• _EXERCISE PROMPT_
The entries that follow should be written out exactly.

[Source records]
## START

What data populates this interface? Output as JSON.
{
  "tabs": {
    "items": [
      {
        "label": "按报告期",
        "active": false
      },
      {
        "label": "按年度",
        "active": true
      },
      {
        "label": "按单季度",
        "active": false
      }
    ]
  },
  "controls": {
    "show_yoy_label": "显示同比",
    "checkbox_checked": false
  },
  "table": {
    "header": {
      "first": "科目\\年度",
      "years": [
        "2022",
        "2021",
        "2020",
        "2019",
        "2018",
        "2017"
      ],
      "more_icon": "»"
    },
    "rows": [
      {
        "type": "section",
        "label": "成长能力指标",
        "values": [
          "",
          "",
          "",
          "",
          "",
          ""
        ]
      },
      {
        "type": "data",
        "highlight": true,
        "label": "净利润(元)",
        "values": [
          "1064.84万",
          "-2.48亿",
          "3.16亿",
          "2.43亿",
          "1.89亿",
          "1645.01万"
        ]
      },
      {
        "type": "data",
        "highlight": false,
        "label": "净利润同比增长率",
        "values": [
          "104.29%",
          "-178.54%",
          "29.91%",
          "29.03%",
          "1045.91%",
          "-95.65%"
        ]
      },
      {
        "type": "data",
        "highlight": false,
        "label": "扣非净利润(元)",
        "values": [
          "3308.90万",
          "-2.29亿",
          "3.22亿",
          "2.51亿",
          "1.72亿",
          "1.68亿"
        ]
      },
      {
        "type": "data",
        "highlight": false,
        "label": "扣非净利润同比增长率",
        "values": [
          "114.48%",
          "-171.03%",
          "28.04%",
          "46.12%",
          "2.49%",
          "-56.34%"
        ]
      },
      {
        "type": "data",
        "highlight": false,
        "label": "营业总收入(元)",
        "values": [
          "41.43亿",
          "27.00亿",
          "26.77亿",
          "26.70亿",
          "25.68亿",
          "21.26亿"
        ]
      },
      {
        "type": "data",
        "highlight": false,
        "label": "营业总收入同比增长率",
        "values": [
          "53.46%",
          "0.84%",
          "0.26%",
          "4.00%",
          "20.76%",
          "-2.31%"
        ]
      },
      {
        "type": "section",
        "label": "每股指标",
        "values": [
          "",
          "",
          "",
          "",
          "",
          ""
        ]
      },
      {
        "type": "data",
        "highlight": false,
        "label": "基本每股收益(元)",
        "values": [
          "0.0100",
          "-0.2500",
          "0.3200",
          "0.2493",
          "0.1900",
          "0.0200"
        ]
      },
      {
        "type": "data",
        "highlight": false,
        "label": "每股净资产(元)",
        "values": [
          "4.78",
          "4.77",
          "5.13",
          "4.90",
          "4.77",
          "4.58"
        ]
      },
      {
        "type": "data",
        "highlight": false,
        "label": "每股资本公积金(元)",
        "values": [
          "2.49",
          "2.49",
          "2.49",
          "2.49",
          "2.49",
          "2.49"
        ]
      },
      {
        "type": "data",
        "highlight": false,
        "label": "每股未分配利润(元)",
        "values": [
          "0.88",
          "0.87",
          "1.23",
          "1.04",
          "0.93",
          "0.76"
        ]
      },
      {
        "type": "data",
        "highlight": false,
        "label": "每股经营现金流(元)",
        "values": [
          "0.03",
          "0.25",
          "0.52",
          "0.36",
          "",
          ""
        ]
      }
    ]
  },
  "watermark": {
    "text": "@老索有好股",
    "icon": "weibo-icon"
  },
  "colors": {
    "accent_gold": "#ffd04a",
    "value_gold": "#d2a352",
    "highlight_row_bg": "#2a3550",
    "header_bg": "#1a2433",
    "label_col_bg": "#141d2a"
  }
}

## END

• _WRITTEN ANSWER_
What data populates this interface? Output as JSON.
{
  "tabs": {
    "items": [
      {
        "label": "按报告期",
        "active": false
      },
      {
        "label": "按年度",
        "active": true
      },
      {
        "label": "按单季度",
        "active": false
      }
    ]
  },
  "controls": {
    "show_yoy_label": "显示同比",
    "checkbox_checked": false
  },
  "table": {
    "header": {
      "first": "科目\\年度",
      "years": [
        "2022",
        "2021",
        "2020",
        "2019",
        "2018",
        "2017"
      ],
      "more_icon": "»"
    },
    "rows": [
      {
        "type": "section",
        "label": "成长能力指标",
        "values": [
          "",
          "",
          "",
          "",
          "",
          ""
        ]
      },
      {
        "type": "data",
        "highlight": true,
        "label": "净利润(元)",
        "values": [
          "1064.84万",
          "-2.48亿",
          "3.16亿",
          "2.43亿",
          "1.89亿",
          "1645.01万"
        ]
      },
      {
        "type": "data",
        "highlight": false,
        "label": "净利润同比增长率",
        "values": [
          "104.29%",
          "-178.54%",
          "29.91%",
          "29.03%",
          "1045.91%",
          "-95.65%"
        ]
      },
      {
        "type": "data",
        "highlight": false,
        "label": "扣非净利润(元)",
        "values": [
          "3308.90万",
          "-2.29亿",
          "3.22亿",
          "2.51亿",
          "1.72亿",
          "1.68亿"
        ]
      },
      {
        "type": "data",
        "highlight": false,
        "label": "扣非净利润同比增长率",
        "values": [
          "114.48%",
          "-171.03%",
          "28.04%",
          "46.12%",
          "2.49%",
          "-56.34%"
        ]
      },
      {
        "type": "data",
        "highlight": false,
        "label": "营业总收入(元)",
        "values": [
          "41.43亿",
          "27.00亿",
          "26.77亿",
          "26.70亿",
          "25.68亿",
          "21.26亿"
        ]
      },
      {
        "type": "data",
        "highlight": false,
        "label": "营业总收入同比增长率",
        "values": [
          "53.46%",
          "0.84%",
          "0.26%",
          "4.00%",
          "20.76%",
          "-2.31%"
        ]
      },
      {
        "type": "section",
        "label": "每股指标",
        "values": [
          "",
          "",
          "",
          "",
          "",
          ""
        ]
      },
      {
        "type": "data",
        "highlight": false,
        "label": "基本每股收益(元)",
        "values": [
          "0.0100",
          "-0.2500",
          "0.3200",
          "0.2493",
          "0.1900",
          "0.0200"
        ]
      },
      {
        "type": "data",
        "highlight": false,
        "label": "每股净资产(元)",
        "values": [
          "4.78",
          "4.77",
          "5.13",
          "4.90",
          "4.77",
          "4.58"
        ]
      },
      {
        "type": "data",
        "highlight": false,
        "label": "每股资本公积金(元)",
        "values": [
          "2.49",
          "2.49",
          "2.49",
          "2.49",
          "2.49",
          "2.49"
        ]
      },
      {
        "type": "data",
        "highlight": false,
        "label": "每股未分配利润(元)",
        "values": [
          "0.88",
          "0.87",
          "1.23",
          "1.04",
          "0.93",
          "0.76"
        ]
      },
      {
        "type": "data",
        "highlight": false,
        "label": "每股经营现金流(元)",
        "values": [
          "0.03",
          "0.25",
          "0.52",
          "0.36",
          "",
          ""
        ]
      }
    ]
  },
  "watermark": {
    "text": "@老索有好股",
    "icon": "weibo-icon"
  },
  "colors": {
    "accent_gold": "#ffd04a",
    "value_gold": "#d2a352",
    "highlight_row_bg": "#2a3550",
    "header_bg": "#1a2433",
    "label_col_bg": "#141d2a"
  }
}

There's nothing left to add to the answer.